SEITENTEXT ::

•••

So lange Wirtschaft und Politik in einer derart menschenunwürdigen und nur auf Profit und Macht orientierten Weise miteinander verschmolzen sind, kann keine Wendung zu Besserem lediglich erhofft werden. Gott sei Dank hat wenigstens die Kirche ihre einst brutale Machtausübung in vielen Ländern eingebüsst. Nun geht es darum, dass Menschen weltweit gegen die Bevormundung durch die Verfilzung von Politik und Wirtschaft ankämpfen. Wirtschaft und Politik sollten – gemäss den Staatsverfassungen der meisten Staaten – für die Menschen da sein und nicht umgekehrt. Die Realität weist in eine andere Richtung. Die auf grenzenlosen Profit orientierte Finanzwirtschaft wird alles zerstören, alles! Einfach alles!
Es wird in der Schweiz bald die Konzernverantwortungsinitiative zur Abstimmung kommen, dann stimmen wir JA dazu.
Genauso wie die beginnende Säkularisierung im 18./19. Jahrhundert ist es höchste Eisenbahn für eine «Oeconomisierung» oder falls jemand ein besseres Wort findet für: Eine komplette Entflechtung von Wirtschaft und Staat!

•••

ÜBUNGSAUFGABEN ::
a) Schreiben Sie aus dem Text über Wirtschaft und Politik den Abschnitt wörtlich ab, dessen Anfang die Worte „Genauso wie die“ enthält und der mit „Wirtschaft und Staat!“ schließt.
b) Führen Sie den Text über Wirtschaft und Politik im Anschluss an seinen letzten Satz weiter.

GEGEBENE EINTRÄGE ::
•••

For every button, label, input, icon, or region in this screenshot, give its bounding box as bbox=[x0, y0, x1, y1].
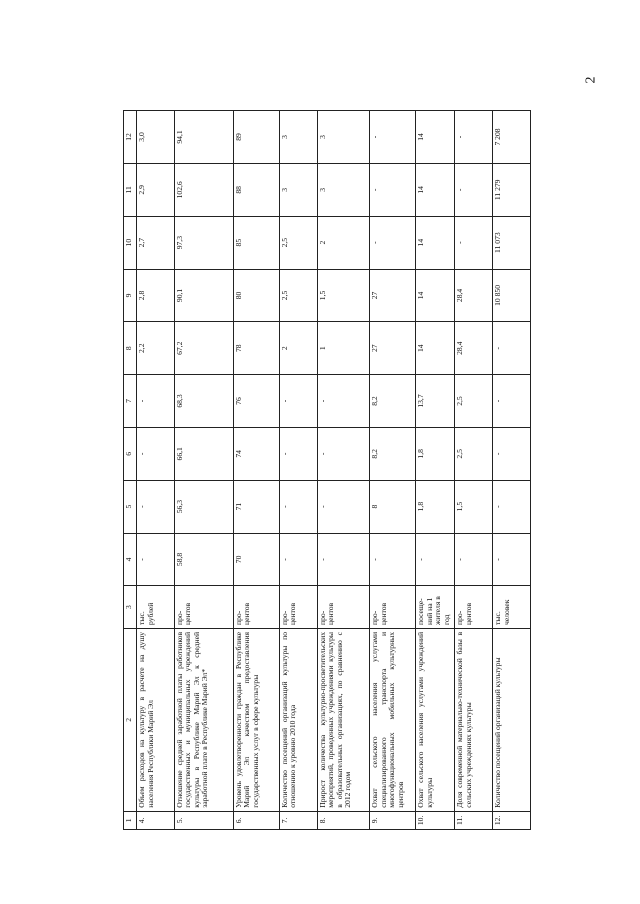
page-number: 2 bbox=[583, 76, 599, 84]
value-cell: 8,2 bbox=[370, 375, 416, 428]
row-number: 6. bbox=[233, 811, 279, 829]
value-cell: 2,5 bbox=[279, 216, 317, 269]
table-row bbox=[416, 111, 455, 830]
value-cell: - bbox=[493, 480, 531, 533]
unit-of-measure: тыс. человек bbox=[493, 586, 531, 629]
value-cell: 14 bbox=[416, 322, 455, 375]
value-cell: 1,5 bbox=[317, 269, 370, 322]
value-cell: - bbox=[279, 533, 317, 586]
value-cell: - bbox=[137, 480, 175, 533]
value-cell: - bbox=[317, 480, 370, 533]
value-cell: 66,1 bbox=[174, 427, 233, 480]
table-row bbox=[370, 111, 416, 830]
table-row bbox=[317, 111, 370, 830]
value-cell: 14 bbox=[416, 269, 455, 322]
value-cell: - bbox=[317, 533, 370, 586]
value-cell: - bbox=[279, 427, 317, 480]
value-cell: - bbox=[370, 216, 416, 269]
row-number: 10. bbox=[416, 811, 455, 829]
indicator-name: Охват сельского населения услугами специализированного транспорта и многофункциональных мобильных культурных центров bbox=[370, 628, 416, 811]
value-cell: - bbox=[455, 533, 493, 586]
unit-of-measure: про-центов bbox=[455, 586, 493, 629]
row-number: 8. bbox=[317, 811, 370, 829]
value-cell: - bbox=[317, 375, 370, 428]
value-cell: 78 bbox=[233, 322, 279, 375]
row-number: 11. bbox=[455, 811, 493, 829]
value-cell: 94,1 bbox=[174, 111, 233, 164]
value-cell: 8 bbox=[370, 480, 416, 533]
value-cell: 10 850 bbox=[493, 269, 531, 322]
column-header: 10 bbox=[124, 216, 137, 269]
value-cell: 1,5 bbox=[455, 480, 493, 533]
unit-of-measure: про-центов bbox=[174, 586, 233, 629]
value-cell: 56,3 bbox=[174, 480, 233, 533]
column-header: 7 bbox=[124, 375, 137, 428]
table-body bbox=[137, 111, 531, 830]
value-cell: 27 bbox=[370, 322, 416, 375]
indicator-name: Прирост количества культурно-просветительских мероприятий, проведенных учреждениями культуры в образовательных организациях, по сравнению с 2012 годом bbox=[317, 628, 370, 811]
value-cell: 1,8 bbox=[416, 427, 455, 480]
indicators-table bbox=[123, 110, 531, 830]
value-cell: - bbox=[137, 375, 175, 428]
value-cell: - bbox=[317, 427, 370, 480]
rotated-table-container bbox=[123, 110, 531, 830]
value-cell: - bbox=[370, 111, 416, 164]
value-cell: 14 bbox=[416, 216, 455, 269]
value-cell: 102,6 bbox=[174, 163, 233, 216]
value-cell: 28,4 bbox=[455, 322, 493, 375]
row-number: 7. bbox=[279, 811, 317, 829]
indicator-name: Уровень удовлетворенности граждан в Республике Марий Эл качеством предоставления государственных услуг в сфере культуры bbox=[233, 628, 279, 811]
table-row bbox=[233, 111, 279, 830]
value-cell: 3 bbox=[317, 163, 370, 216]
value-cell: 2,9 bbox=[137, 163, 175, 216]
value-cell: 88 bbox=[233, 163, 279, 216]
column-header: 9 bbox=[124, 269, 137, 322]
value-cell: - bbox=[455, 163, 493, 216]
value-cell: 11 279 bbox=[493, 163, 531, 216]
row-number: 9. bbox=[370, 811, 416, 829]
value-cell: - bbox=[137, 533, 175, 586]
value-cell: 89 bbox=[233, 111, 279, 164]
value-cell: 2,5 bbox=[279, 269, 317, 322]
table-row bbox=[174, 111, 233, 830]
value-cell: 80 bbox=[233, 269, 279, 322]
value-cell: - bbox=[370, 533, 416, 586]
value-cell: - bbox=[279, 375, 317, 428]
unit-of-measure: про-центов bbox=[370, 586, 416, 629]
value-cell: 76 bbox=[233, 375, 279, 428]
value-cell: 13,7 bbox=[416, 375, 455, 428]
table-row bbox=[279, 111, 317, 830]
value-cell: 2 bbox=[279, 322, 317, 375]
column-header: 4 bbox=[124, 533, 137, 586]
value-cell: 2 bbox=[317, 216, 370, 269]
column-header: 11 bbox=[124, 163, 137, 216]
value-cell: - bbox=[370, 163, 416, 216]
value-cell: 2,8 bbox=[137, 269, 175, 322]
value-cell: 11 073 bbox=[493, 216, 531, 269]
value-cell: - bbox=[455, 111, 493, 164]
unit-of-measure: про-центов bbox=[279, 586, 317, 629]
value-cell: - bbox=[279, 480, 317, 533]
value-cell: - bbox=[493, 375, 531, 428]
indicator-name: Охват сельского населения услугами учреждений культуры bbox=[416, 628, 455, 811]
row-number: 5. bbox=[174, 811, 233, 829]
indicator-name: Доля современной материально-технической базы в сельских учреждениях культуры bbox=[455, 628, 493, 811]
column-header: 12 bbox=[124, 111, 137, 164]
value-cell: - bbox=[493, 533, 531, 586]
value-cell: 3 bbox=[279, 163, 317, 216]
column-header: 1 bbox=[124, 811, 137, 829]
column-header: 8 bbox=[124, 322, 137, 375]
value-cell: 58,8 bbox=[174, 533, 233, 586]
value-cell: 2,5 bbox=[455, 427, 493, 480]
column-header: 6 bbox=[124, 427, 137, 480]
value-cell: 3 bbox=[317, 111, 370, 164]
value-cell: 14 bbox=[416, 111, 455, 164]
unit-of-measure: тыс. рублей bbox=[137, 586, 175, 629]
column-header: 5 bbox=[124, 480, 137, 533]
unit-of-measure: посеще-ний на 1 жителя в год bbox=[416, 586, 455, 629]
value-cell: 2,2 bbox=[137, 322, 175, 375]
value-cell: 28,4 bbox=[455, 269, 493, 322]
value-cell: 68,3 bbox=[174, 375, 233, 428]
unit-of-measure: про-центов bbox=[233, 586, 279, 629]
value-cell: - bbox=[455, 216, 493, 269]
table-row bbox=[137, 111, 175, 830]
value-cell: 2,7 bbox=[137, 216, 175, 269]
row-number: 12. bbox=[493, 811, 531, 829]
value-cell: 8,2 bbox=[370, 427, 416, 480]
value-cell: 1 bbox=[317, 322, 370, 375]
row-number: 4. bbox=[137, 811, 175, 829]
column-header: 3 bbox=[124, 586, 137, 629]
value-cell: 1,8 bbox=[416, 480, 455, 533]
indicator-name: Объем расходов на культуру в расчете на душу населения Республики Марий Эл bbox=[137, 628, 175, 811]
unit-of-measure: про-центов bbox=[317, 586, 370, 629]
indicator-name: Количество посещений организаций культуры bbox=[493, 628, 531, 811]
value-cell: 3,0 bbox=[137, 111, 175, 164]
value-cell: 70 bbox=[233, 533, 279, 586]
table-header-row bbox=[124, 111, 137, 830]
table-row bbox=[493, 111, 531, 830]
column-header: 2 bbox=[124, 628, 137, 811]
value-cell: - bbox=[493, 427, 531, 480]
value-cell: 3 bbox=[279, 111, 317, 164]
value-cell: - bbox=[416, 533, 455, 586]
value-cell: 71 bbox=[233, 480, 279, 533]
value-cell: 27 bbox=[370, 269, 416, 322]
value-cell: 74 bbox=[233, 427, 279, 480]
value-cell: 14 bbox=[416, 163, 455, 216]
value-cell: 85 bbox=[233, 216, 279, 269]
value-cell: - bbox=[137, 427, 175, 480]
value-cell: 67,2 bbox=[174, 322, 233, 375]
value-cell: - bbox=[493, 322, 531, 375]
value-cell: 7 208 bbox=[493, 111, 531, 164]
value-cell: 90,1 bbox=[174, 269, 233, 322]
indicator-name: Отношение средней заработной платы работников государственных и муниципальных учреждений культуры в Республике Марий Эл к средней заработной плате в Республике Марий Эл* bbox=[174, 628, 233, 811]
value-cell: 2,5 bbox=[455, 375, 493, 428]
indicator-name: Количество посещений организаций культуры по отношению к уровню 2010 года bbox=[279, 628, 317, 811]
table-row bbox=[455, 111, 493, 830]
value-cell: 97,3 bbox=[174, 216, 233, 269]
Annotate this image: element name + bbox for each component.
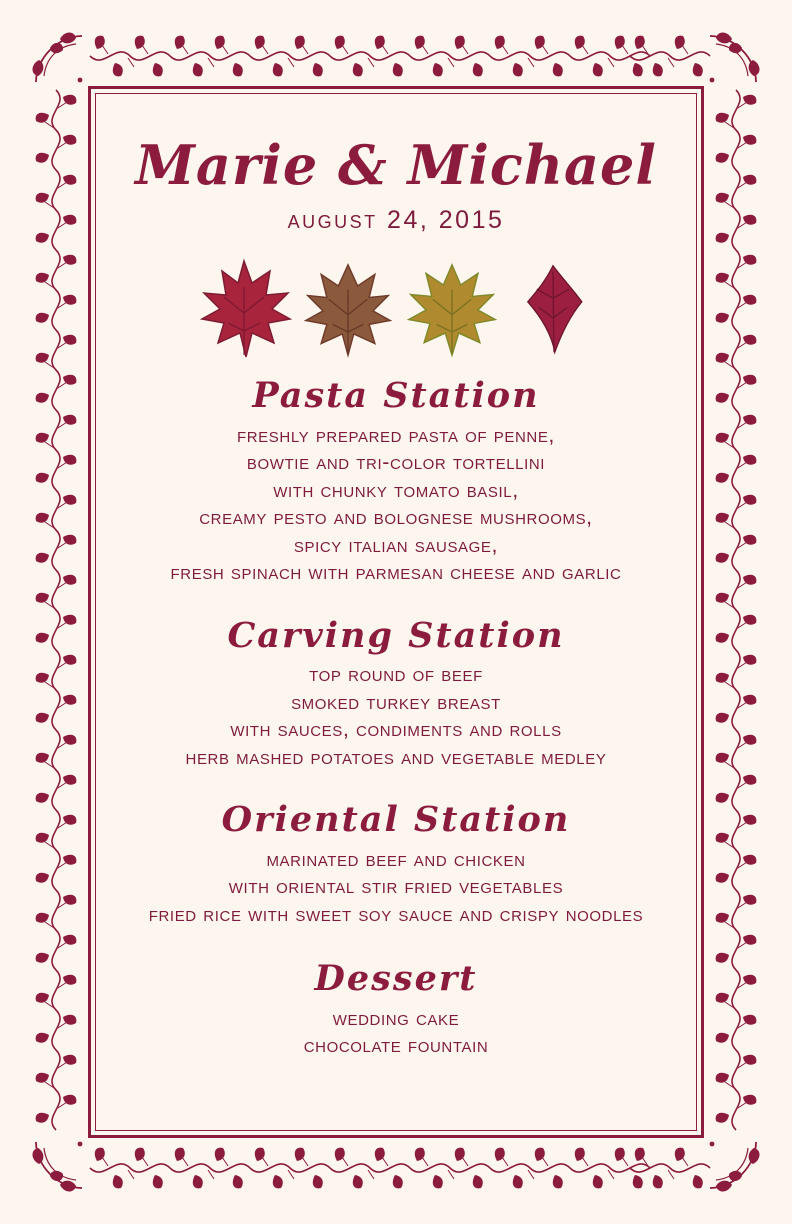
autumn-leaves-decoration: [96, 255, 696, 363]
station-lines: [96, 422, 696, 587]
station-title: Pasta Station: [252, 375, 540, 416]
menu-line: with chunky tomato basil,: [273, 477, 519, 502]
station-lines: [96, 1005, 696, 1060]
menu-line: fried rice with sweet soy sauce and crispy noodles: [148, 901, 644, 926]
menu-line: herb mashed potatoes and vegetable medley: [185, 744, 607, 769]
station-oriental: [96, 801, 696, 928]
station-lines: [96, 846, 696, 929]
maple-leaf-gold: [402, 259, 502, 359]
station-lines: [96, 661, 696, 771]
wedding-date: august 24, 2015: [287, 206, 505, 234]
menu-line: bowtie and tri-color tortellini: [246, 450, 546, 475]
station-dessert: [96, 960, 696, 1060]
menu-line: fresh spinach with parmesan cheese and garlic: [170, 560, 622, 585]
menu-content: [96, 96, 696, 1128]
menu-line: with oriental stir fried vegetables: [228, 874, 564, 899]
menu-line: with sauces, condiments and rolls: [230, 717, 562, 742]
station-pasta: [96, 377, 696, 587]
menu-line: spicy italian sausage,: [293, 532, 499, 557]
maple-leaf-brown: [300, 259, 396, 359]
menu-line: marinated beef and chicken: [266, 846, 526, 871]
menu-line: chocolate fountain: [303, 1033, 489, 1058]
maple-leaf-red: [194, 257, 294, 361]
station-title: Dessert: [314, 958, 478, 1000]
station-title: Oriental Station: [221, 799, 571, 841]
station-title: Carving Station: [227, 614, 565, 656]
menu-line: smoked turkey breast: [291, 689, 501, 714]
menu-line: top round of beef: [309, 662, 483, 687]
maple-leaf-crimson: [508, 257, 598, 361]
station-carving: [96, 614, 696, 772]
menu-line: freshly prepared pasta of penne,: [236, 422, 555, 447]
couple-names: Marie & Michael: [135, 133, 657, 197]
menu-line: wedding cake: [332, 1005, 460, 1030]
menu-line: creamy pesto and bolognese mushrooms,: [199, 505, 593, 530]
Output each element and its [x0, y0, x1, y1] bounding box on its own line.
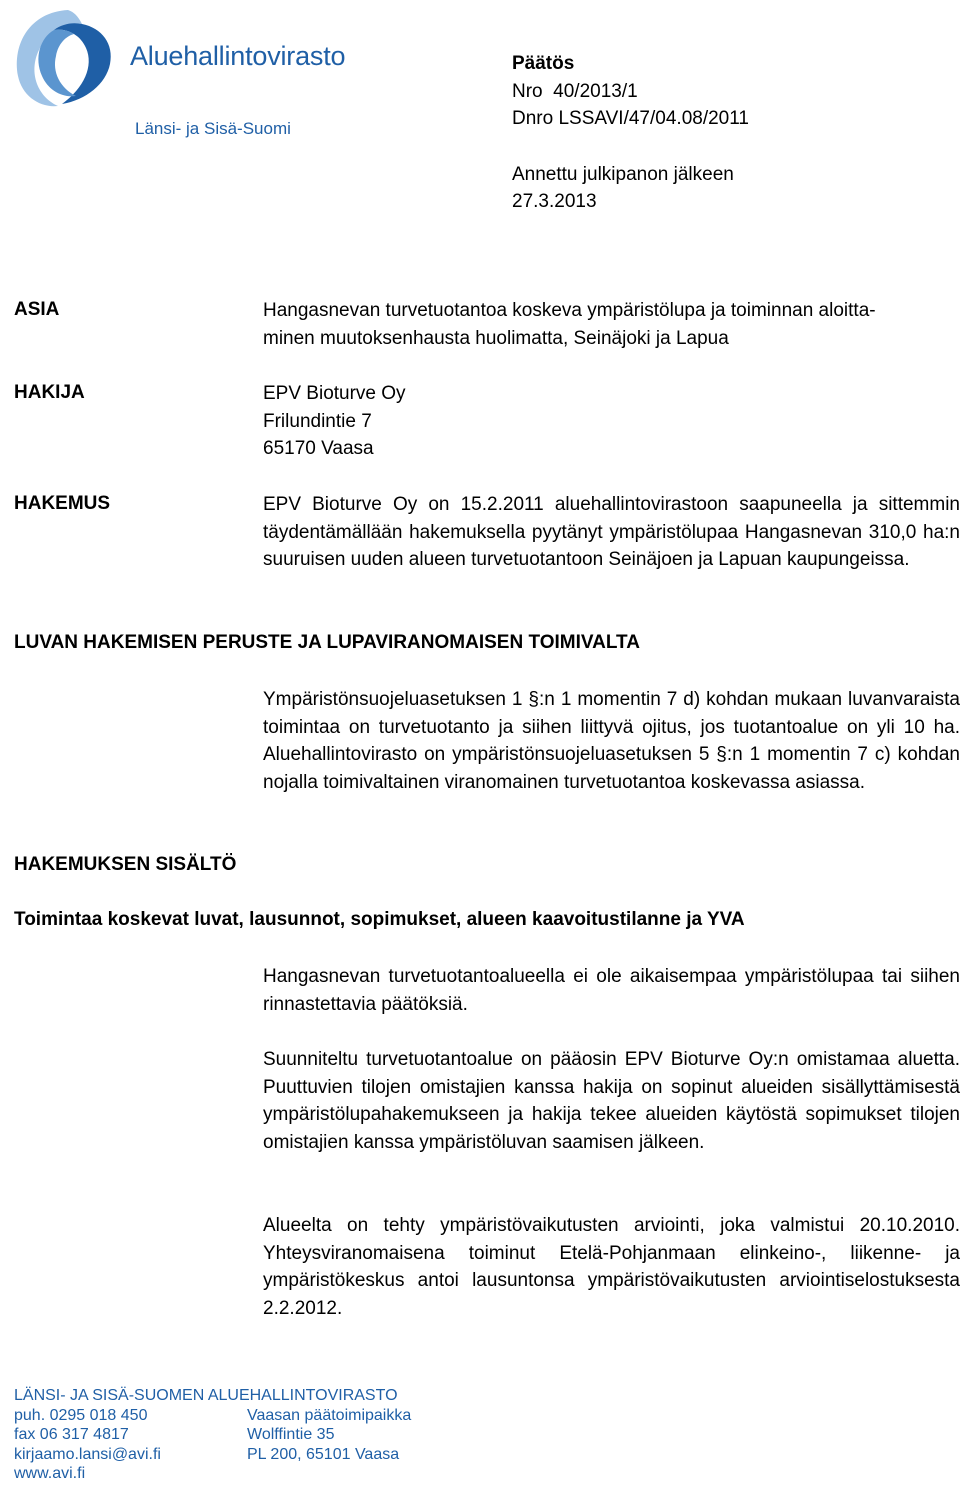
- paragraph-1: Hangasnevan turvetuotantoalueella ei ole aikaisempaa ympäristölupaa tai siihen rinnastettavia päätöksiä.: [263, 966, 960, 1015]
- region-name: Länsi- ja Sisä-Suomi: [135, 119, 291, 138]
- decision-title: Päätös: [512, 53, 575, 74]
- asia-text: Hangasnevan turvetuotantoa koskeva ympäristölupa ja toiminnan aloitta- minen muutoksenhausta huolimatta, Seinäjoki ja Lapua: [263, 300, 876, 349]
- footer-fax: fax 06 317 4817: [14, 1426, 129, 1443]
- hakija-label: HAKIJA: [14, 382, 85, 403]
- peruste-text: Ympäristönsuojeluasetuksen 1 §:n 1 momentin 7 d) kohdan mukaan luvanvaraista toimintaa on turvetuotanto ja siihen liittyvä ojitus, jos tuotantoalue on yli 10 ha. Aluehallintovirasto on ympäristönsuojeluasetuksen 5 §:n 1 momentin 7 c) kohdan nojalla toimivaltainen viranomainen turvetuotantoa koskevassa asiassa.: [263, 689, 960, 793]
- footer-email[interactable]: kirjaamo.lansi@avi.fi: [14, 1445, 161, 1463]
- toimintaa-heading: Toimintaa koskevat luvat, lausunnot, sopimukset, alueen kaavoitustilanne ja YVA: [14, 909, 745, 930]
- decision-number: Nro 40/2013/1: [512, 80, 638, 102]
- hakemus-label: HAKEMUS: [14, 493, 111, 514]
- footer-org: LÄNSI- JA SISÄ-SUOMEN ALUEHALLINTOVIRASTO: [14, 1387, 398, 1404]
- footer-address: [247, 1406, 411, 1465]
- footer-office: Vaasan päätoimipaikka: [247, 1406, 412, 1424]
- issued-date: 27.3.2013: [512, 191, 597, 212]
- asia-label: ASIA: [14, 299, 60, 320]
- footer-street: Wolffintie 35: [247, 1426, 335, 1443]
- paragraph-3: Alueelta on tehty ympäristövaikutusten arviointi, joka valmistui 20.10.2010. Yhteysviranomaisena toiminut Etelä-Pohjanmaan elinkeino-, liikenne- ja ympäristökeskus antoi lausuntonsa ympäristövaikutusten arviointiselostuksesta 2.2.2012.: [263, 1215, 960, 1319]
- decision-dnro: Dnro LSSAVI/47/04.08/2011: [512, 108, 749, 129]
- peruste-heading: LUVAN HAKEMISEN PERUSTE JA LUPAVIRANOMAISEN TOIMIVALTA: [14, 632, 640, 653]
- footer-postal: PL 200, 65101 Vaasa: [247, 1445, 400, 1463]
- logo-wordmark: Aluehallintovirasto: [130, 41, 346, 71]
- footer: [14, 1386, 412, 1484]
- issued-label: Annettu julkipanon jälkeen: [512, 163, 734, 185]
- footer-phone: puh. 0295 018 450: [14, 1406, 148, 1424]
- hakija-address: EPV Bioturve Oy Frilundintie 7 65170 Vaasa: [263, 383, 406, 459]
- decision-info: [512, 50, 749, 216]
- paragraph-2: Suunniteltu turvetuotantoalue on pääosin EPV Bioturve Oy:n omistamaa aluetta. Puuttuvien tilojen omistajien kanssa hakija on sopinut alueiden sisällyttämisestä ympäristölupahakemukseen ja hakija tekee alueiden käytöstä sopimukset tilojen omistajien kanssa ympäristöluvan saamisen jälkeen.: [263, 1049, 960, 1153]
- footer-web[interactable]: www.avi.fi: [14, 1465, 86, 1482]
- sisalto-heading: HAKEMUKSEN SISÄLTÖ: [14, 854, 237, 875]
- hakemus-text: EPV Bioturve Oy on 15.2.2011 aluehallintovirastoon saapuneella ja sittemmin täydentämällään hakemuksella pyytänyt ympäristölupaa Hangasnevan 310,0 ha:n suuruisen uuden alueen turvetuotantoon Seinäjoen ja Lapuan kaupungeissa.: [263, 494, 960, 570]
- logo-swirl-icon: [10, 4, 130, 114]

•••

LÖSUNGEN JE AUFGABE ::
a)
Genauso wie die beginnende Säkularisierung im 18./19. Jahrhundert ist es höchste Eisenbahn für eine «Oeconomisierung» oder falls jemand ein besseres Wort findet für: Eine komplette Entflechtung von Wirtschaft und Staat!

b)
Im späten Mittelalter haben die Gesellschaften erkannt, dass die Trennung von Kirche und Staat zentral für das funktionieren und prosperieren einer Gesellschaft sind.
Entsprechend ist es in der Mitte des Informationszeitalters angebracht, den nächsten logischen Schritt zu vollziehen und für ein nachhaltiges funktionieren unseres Planeten durch die komplette Entflechtung von Wirtschaft und Staat zu sorgen.
Im Grunde ein Segen der von vielen verteufelten allseits möglichen Kommunikationsmedien: Es bleibt fast nichts mehr geheim!
Es begann schon vor seiner Wahl in den Bundesrat: Ignazio Cassis lässt prinzipiell kein Fettnäpfchen an seinem Weg aus, um mit Wonne in selbiges hineinzutreten ! … Zur Erinnerung: Diffamierung der AHV-Bezüger als «Rentner-Tsunami» während der Debatte zur Altersvorsorge 2020; Stichwort «pro-Tell"-Mitgliedschaft für wenige Tage, um sich damit bei den Waffenfans und der SVP einzuschleimen; Stichwort opportunistischer Verzicht auf seine italienische Zweitstaatsangehörigkeit, um sich so als astreiner 100%-Eidgenosse aus der Sonnenstube Helvetiens zu präsentieren ! … Stil- und prinzipienlos bis zum Abwinken ! Und unanständig obendrein !
Viele Schweizer decken solche Machenschaften und Bestechungen aus blossem Eigen-Interesse und bloss eigenverantwortlich, nicht nur bei der Kapital-Gesellschaft Glencore. Mit anständiger Arbeit ist die Entlohnung eben deutlich niedriger.
Danke, dass Ihr dran geblieben seid und uns, soweit möglich, fundiert darüber orientiert.